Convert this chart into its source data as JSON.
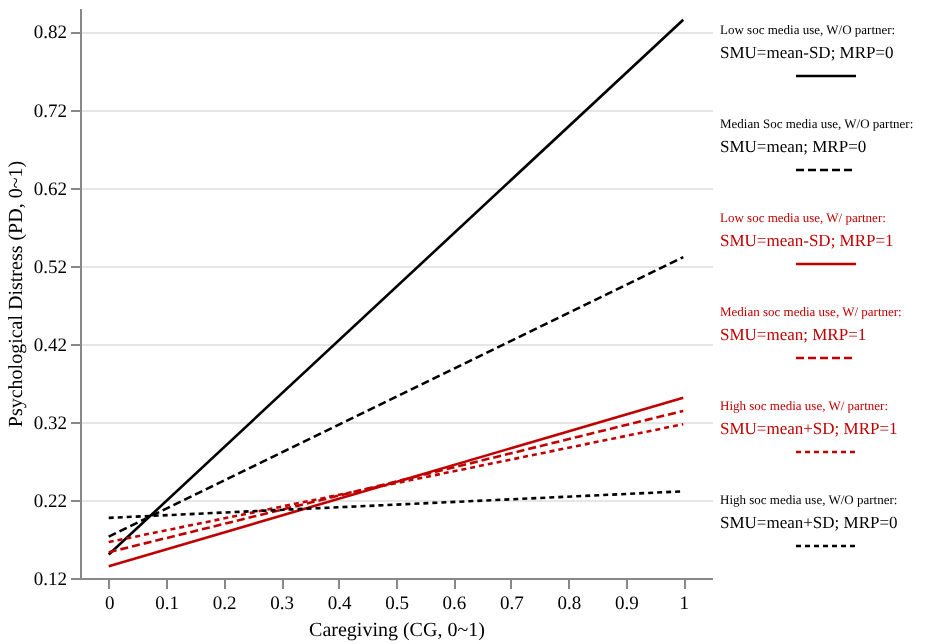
{
  "chart_data": {
    "type": "line",
    "xlabel": "Caregiving (CG, 0~1)",
    "ylabel": "Psychological Distress (PD, 0~1)",
    "x": [
      0,
      1
    ],
    "xlim": [
      -0.05,
      1.05
    ],
    "xticks": [
      0,
      0.1,
      0.2,
      0.3,
      0.4,
      0.5,
      0.6,
      0.7,
      0.8,
      0.9,
      1
    ],
    "ylim": [
      0.12,
      0.85
    ],
    "yticks": [
      0.12,
      0.22,
      0.32,
      0.42,
      0.52,
      0.62,
      0.72,
      0.82
    ],
    "grid": "y",
    "legend": "right",
    "marker": "none",
    "series": [
      {
        "name": "Low soc media use, W/O partner:\nSMU=mean-SD; MRP=0",
        "color": "#000000",
        "line_style": "solid",
        "values": [
          0.15,
          0.835
        ]
      },
      {
        "name": "Median Soc media use, W/O partner:\nSMU=mean; MRP=0",
        "color": "#000000",
        "line_style": "dashed",
        "values": [
          0.173,
          0.531
        ]
      },
      {
        "name": "Low soc media use, W/ partner:\nSMU=mean-SD; MRP=1",
        "color": "#c00000",
        "line_style": "solid",
        "values": [
          0.135,
          0.351
        ]
      },
      {
        "name": "Median soc media use, W/ partner:\nSMU=mean; MRP=1",
        "color": "#c00000",
        "line_style": "dashed",
        "values": [
          0.153,
          0.334
        ]
      },
      {
        "name": "High soc media use, W/ partner:\nSMU=mean+SD; MRP=1",
        "color": "#c00000",
        "line_style": "dotted",
        "values": [
          0.166,
          0.317
        ]
      },
      {
        "name": "High soc media use, W/O partner:\nSMU=mean+SD; MRP=0",
        "color": "#000000",
        "line_style": "dotted",
        "values": [
          0.197,
          0.231
        ]
      }
    ]
  }
}
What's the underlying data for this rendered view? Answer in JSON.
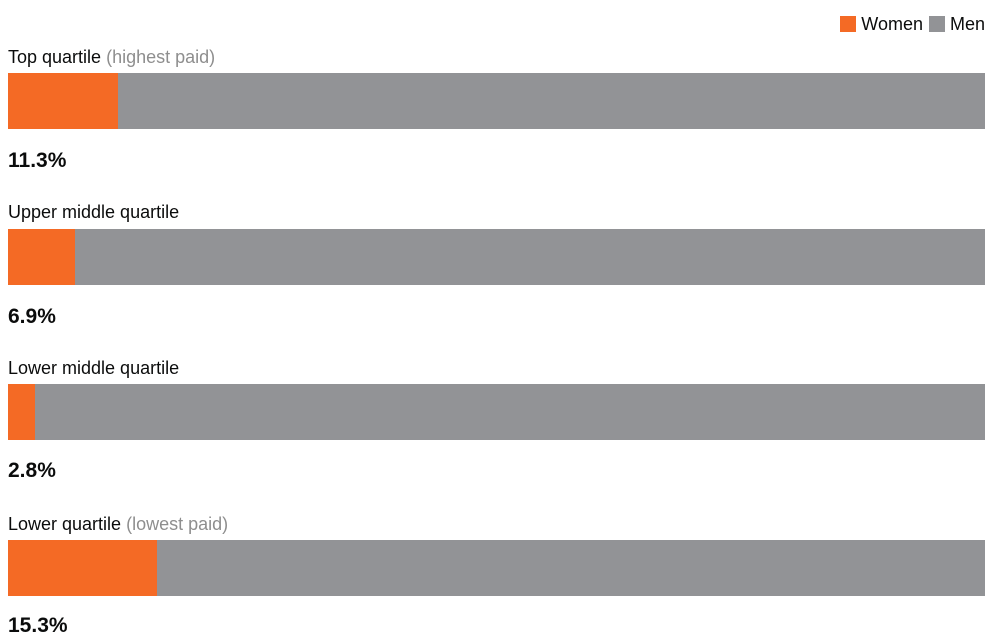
{
  "legend": {
    "women_label": "Women",
    "men_label": "Men"
  },
  "colors": {
    "women": "#f46a25",
    "men": "#929396"
  },
  "chart_data": {
    "type": "bar",
    "stacked": true,
    "orientation": "horizontal",
    "categories": [
      "Top quartile (highest paid)",
      "Upper middle quartile",
      "Lower middle quartile",
      "Lower quartile (lowest paid)"
    ],
    "series": [
      {
        "name": "Women",
        "values": [
          11.3,
          6.9,
          2.8,
          15.3
        ]
      },
      {
        "name": "Men",
        "values": [
          88.7,
          93.1,
          97.2,
          84.7
        ]
      }
    ],
    "legend_position": "top-right",
    "grid": false,
    "xlim": [
      0,
      100
    ]
  },
  "quartiles": [
    {
      "label": "Top quartile",
      "note": "(highest paid)",
      "women_pct": 11.3,
      "pct_label": "11.3%"
    },
    {
      "label": "Upper middle quartile",
      "note": "",
      "women_pct": 6.9,
      "pct_label": "6.9%"
    },
    {
      "label": "Lower middle quartile",
      "note": "",
      "women_pct": 2.8,
      "pct_label": "2.8%"
    },
    {
      "label": "Lower quartile",
      "note": "(lowest paid)",
      "women_pct": 15.3,
      "pct_label": "15.3%"
    }
  ]
}
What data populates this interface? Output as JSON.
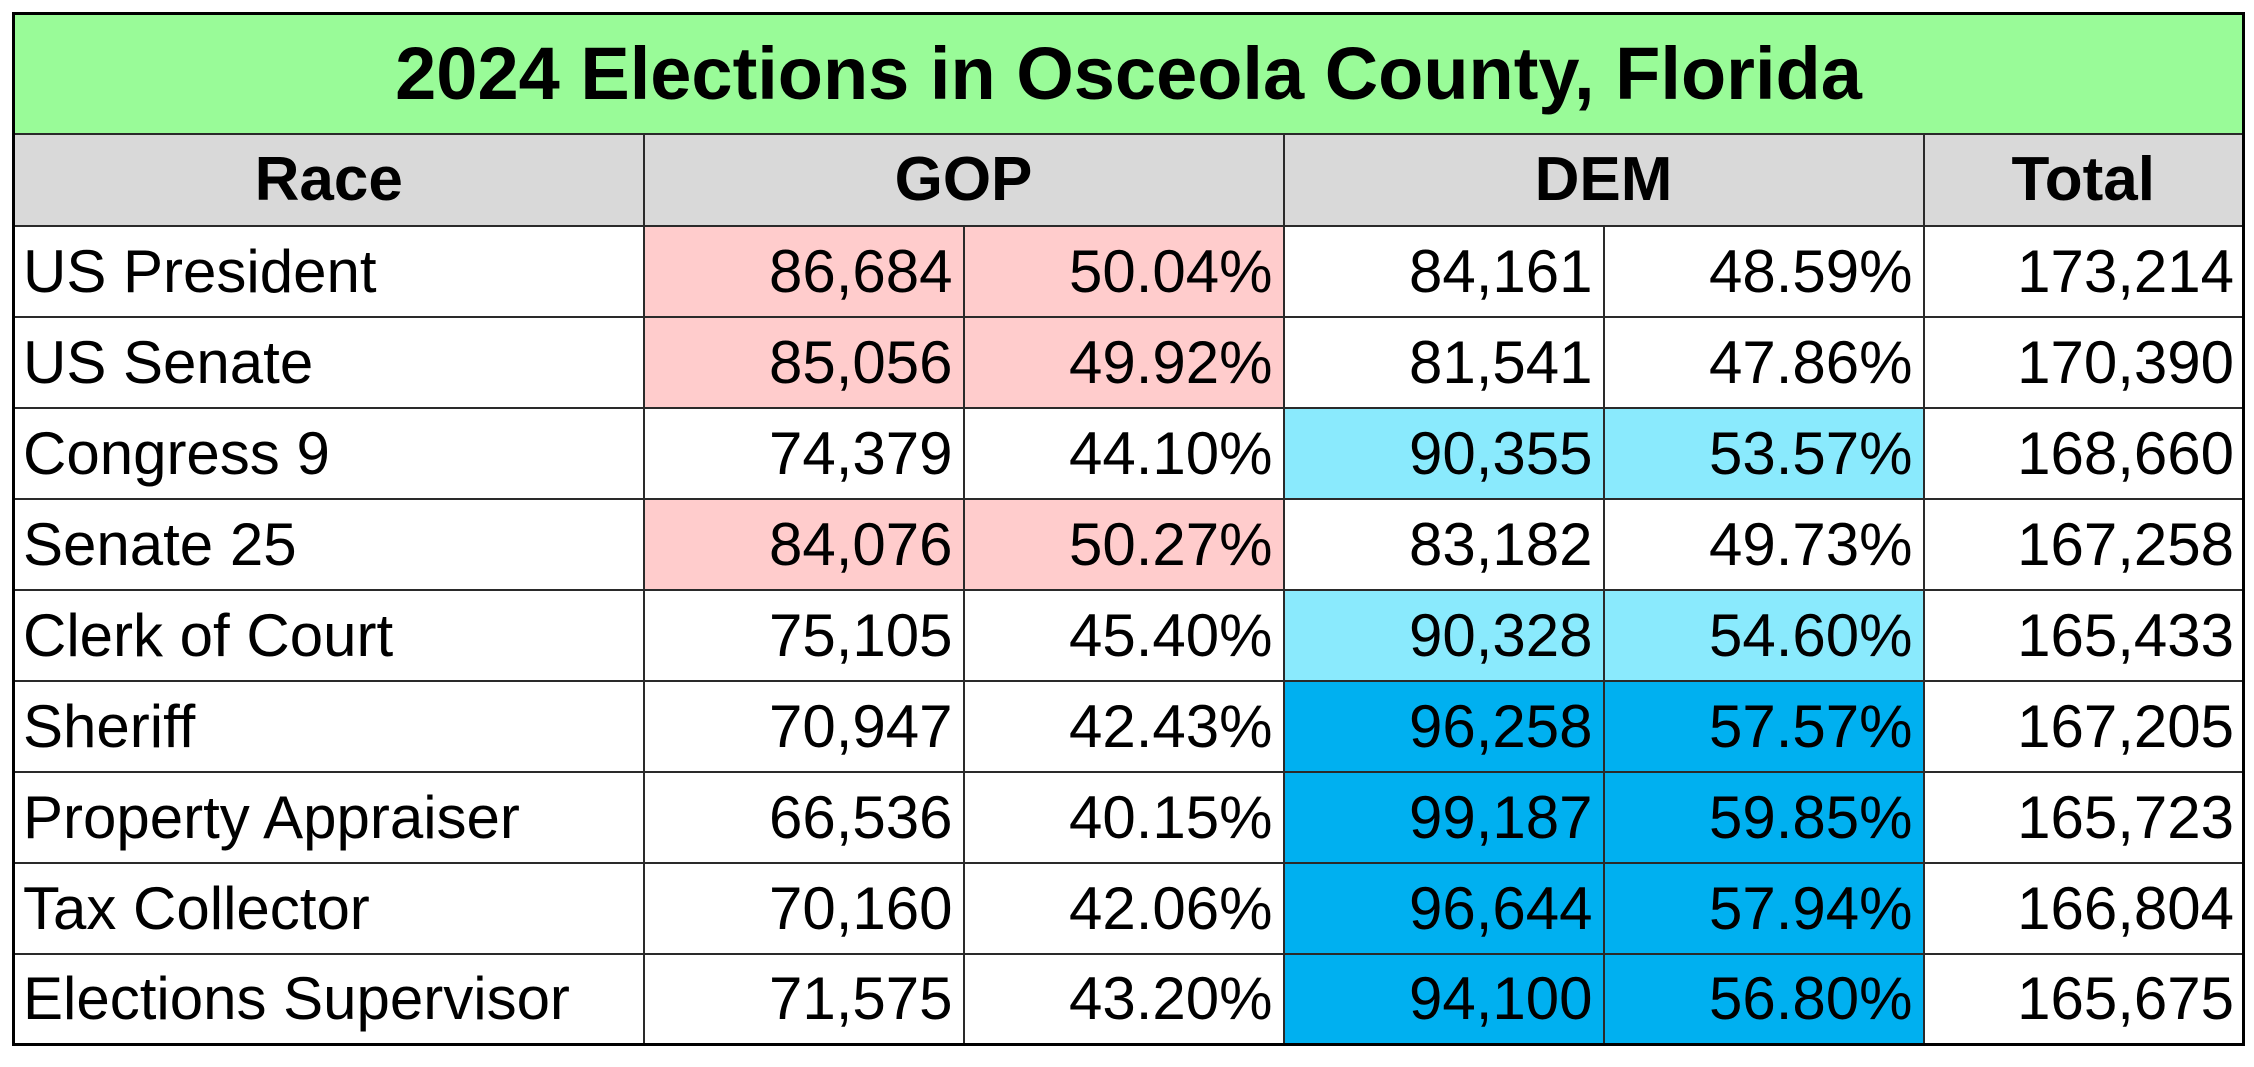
{
  "title": "2024 Elections in Osceola County, Florida",
  "headers": {
    "race": "Race",
    "gop": "GOP",
    "dem": "DEM",
    "total": "Total"
  },
  "colors": {
    "title_bg": "#99fb98",
    "header_bg": "#d9d9d9",
    "gop_win": "#ffcccc",
    "dem_lean": "#8aeafd",
    "dem_strong": "#00b0f0",
    "none": "#ffffff"
  },
  "rows": [
    {
      "race": "US President",
      "gop_votes": "86,684",
      "gop_pct": "50.04%",
      "dem_votes": "84,161",
      "dem_pct": "48.59%",
      "total": "173,214",
      "gop_shade": "gop_win",
      "dem_shade": "none"
    },
    {
      "race": "US Senate",
      "gop_votes": "85,056",
      "gop_pct": "49.92%",
      "dem_votes": "81,541",
      "dem_pct": "47.86%",
      "total": "170,390",
      "gop_shade": "gop_win",
      "dem_shade": "none"
    },
    {
      "race": "Congress 9",
      "gop_votes": "74,379",
      "gop_pct": "44.10%",
      "dem_votes": "90,355",
      "dem_pct": "53.57%",
      "total": "168,660",
      "gop_shade": "none",
      "dem_shade": "dem_lean"
    },
    {
      "race": "Senate 25",
      "gop_votes": "84,076",
      "gop_pct": "50.27%",
      "dem_votes": "83,182",
      "dem_pct": "49.73%",
      "total": "167,258",
      "gop_shade": "gop_win",
      "dem_shade": "none"
    },
    {
      "race": "Clerk of Court",
      "gop_votes": "75,105",
      "gop_pct": "45.40%",
      "dem_votes": "90,328",
      "dem_pct": "54.60%",
      "total": "165,433",
      "gop_shade": "none",
      "dem_shade": "dem_lean"
    },
    {
      "race": "Sheriff",
      "gop_votes": "70,947",
      "gop_pct": "42.43%",
      "dem_votes": "96,258",
      "dem_pct": "57.57%",
      "total": "167,205",
      "gop_shade": "none",
      "dem_shade": "dem_strong"
    },
    {
      "race": "Property Appraiser",
      "gop_votes": "66,536",
      "gop_pct": "40.15%",
      "dem_votes": "99,187",
      "dem_pct": "59.85%",
      "total": "165,723",
      "gop_shade": "none",
      "dem_shade": "dem_strong"
    },
    {
      "race": "Tax Collector",
      "gop_votes": "70,160",
      "gop_pct": "42.06%",
      "dem_votes": "96,644",
      "dem_pct": "57.94%",
      "total": "166,804",
      "gop_shade": "none",
      "dem_shade": "dem_strong"
    },
    {
      "race": "Elections Supervisor",
      "gop_votes": "71,575",
      "gop_pct": "43.20%",
      "dem_votes": "94,100",
      "dem_pct": "56.80%",
      "total": "165,675",
      "gop_shade": "none",
      "dem_shade": "dem_strong"
    }
  ]
}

TASK PROMPT
Point out every line holding the string "Lower" and copy it.

RESPONSE
      "Lower middle quartile",
      "Lower quartile (lowest paid)"
      "label": "Lower middle quartile",
      "label": "Lower quartile",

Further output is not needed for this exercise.